━━━━━ RECORDS FOR THIS EXERCISE
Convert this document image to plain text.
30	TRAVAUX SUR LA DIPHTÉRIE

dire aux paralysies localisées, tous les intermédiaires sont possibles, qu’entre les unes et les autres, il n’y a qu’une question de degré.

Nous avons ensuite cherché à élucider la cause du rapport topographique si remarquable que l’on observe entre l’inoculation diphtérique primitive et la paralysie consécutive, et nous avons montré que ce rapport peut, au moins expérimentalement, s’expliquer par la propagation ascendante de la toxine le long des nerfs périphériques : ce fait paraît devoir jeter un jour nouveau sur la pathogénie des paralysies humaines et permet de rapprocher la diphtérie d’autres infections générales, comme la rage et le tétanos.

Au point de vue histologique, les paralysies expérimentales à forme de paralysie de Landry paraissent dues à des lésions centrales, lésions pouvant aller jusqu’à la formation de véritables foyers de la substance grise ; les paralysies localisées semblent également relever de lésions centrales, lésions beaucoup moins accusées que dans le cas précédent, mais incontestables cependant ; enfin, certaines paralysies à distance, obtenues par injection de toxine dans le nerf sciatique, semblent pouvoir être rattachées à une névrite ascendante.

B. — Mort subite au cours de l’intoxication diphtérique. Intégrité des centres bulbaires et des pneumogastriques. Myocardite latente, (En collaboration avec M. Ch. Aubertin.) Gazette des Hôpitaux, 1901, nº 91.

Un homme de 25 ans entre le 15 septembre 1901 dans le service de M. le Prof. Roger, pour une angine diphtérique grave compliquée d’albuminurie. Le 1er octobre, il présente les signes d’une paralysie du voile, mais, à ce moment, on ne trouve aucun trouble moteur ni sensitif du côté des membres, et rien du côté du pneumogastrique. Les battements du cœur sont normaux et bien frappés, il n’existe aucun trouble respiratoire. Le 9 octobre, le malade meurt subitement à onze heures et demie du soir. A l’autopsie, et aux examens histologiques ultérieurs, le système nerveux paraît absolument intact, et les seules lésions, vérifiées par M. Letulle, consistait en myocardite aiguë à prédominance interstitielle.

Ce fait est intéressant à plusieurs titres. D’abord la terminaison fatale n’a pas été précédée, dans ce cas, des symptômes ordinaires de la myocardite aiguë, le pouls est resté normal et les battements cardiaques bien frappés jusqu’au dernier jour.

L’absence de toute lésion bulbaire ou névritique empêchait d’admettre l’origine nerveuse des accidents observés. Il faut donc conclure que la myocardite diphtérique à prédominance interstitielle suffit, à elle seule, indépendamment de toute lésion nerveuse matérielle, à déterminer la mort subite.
━━━━━━━━━━
• **WHAT THE EXERCISE ASKS**
Return every record above exactly as written.

• **RESPONSE TO THE TASK**
Convert this document image to plain text.
30	TRAVAUX SUR LA DIPHTÉRIE

dire aux paralysies localisées, tous les intermédiaires sont possibles, qu’entre les unes et les autres, il n’y a qu’une question de degré.

Nous avons ensuite cherché à élucider la cause du rapport topographique si remarquable que l’on observe entre l’inoculation diphtérique primitive et la paralysie consécutive, et nous avons montré que ce rapport peut, au moins expérimentalement, s’expliquer par la propagation ascendante de la toxine le long des nerfs périphériques : ce fait paraît devoir jeter un jour nouveau sur la pathogénie des paralysies humaines et permet de rapprocher la diphtérie d’autres infections générales, comme la rage et le tétanos.

Au point de vue histologique, les paralysies expérimentales à forme de paralysie de Landry paraissent dues à des lésions centrales, lésions pouvant aller jusqu’à la formation de véritables foyers de la substance grise ; les paralysies localisées semblent également relever de lésions centrales, lésions beaucoup moins accusées que dans le cas précédent, mais incontestables cependant ; enfin, certaines paralysies à distance, obtenues par injection de toxine dans le nerf sciatique, semblent pouvoir être rattachées à une névrite ascendante.

B. — Mort subite au cours de l’intoxication diphtérique. Intégrité des centres bulbaires et des pneumogastriques. Myocardite latente, (En collaboration avec M. Ch. Aubertin.) Gazette des Hôpitaux, 1901, nº 91.

Un homme de 25 ans entre le 15 septembre 1901 dans le service de M. le Prof. Roger, pour une angine diphtérique grave compliquée d’albuminurie. Le 1er octobre, il présente les signes d’une paralysie du voile, mais, à ce moment, on ne trouve aucun trouble moteur ni sensitif du côté des membres, et rien du côté du pneumogastrique. Les battements du cœur sont normaux et bien frappés, il n’existe aucun trouble respiratoire. Le 9 octobre, le malade meurt subitement à onze heures et demie du soir. A l’autopsie, et aux examens histologiques ultérieurs, le système nerveux paraît absolument intact, et les seules lésions, vérifiées par M. Letulle, consistait en myocardite aiguë à prédominance interstitielle.

Ce fait est intéressant à plusieurs titres. D’abord la terminaison fatale n’a pas été précédée, dans ce cas, des symptômes ordinaires de la myocardite aiguë, le pouls est resté normal et les battements cardiaques bien frappés jusqu’au dernier jour.

L’absence de toute lésion bulbaire ou névritique empêchait d’admettre l’origine nerveuse des accidents observés. Il faut donc conclure que la myocardite diphtérique à prédominance interstitielle suffit, à elle seule, indépendamment de toute lésion nerveuse matérielle, à déterminer la mort subite.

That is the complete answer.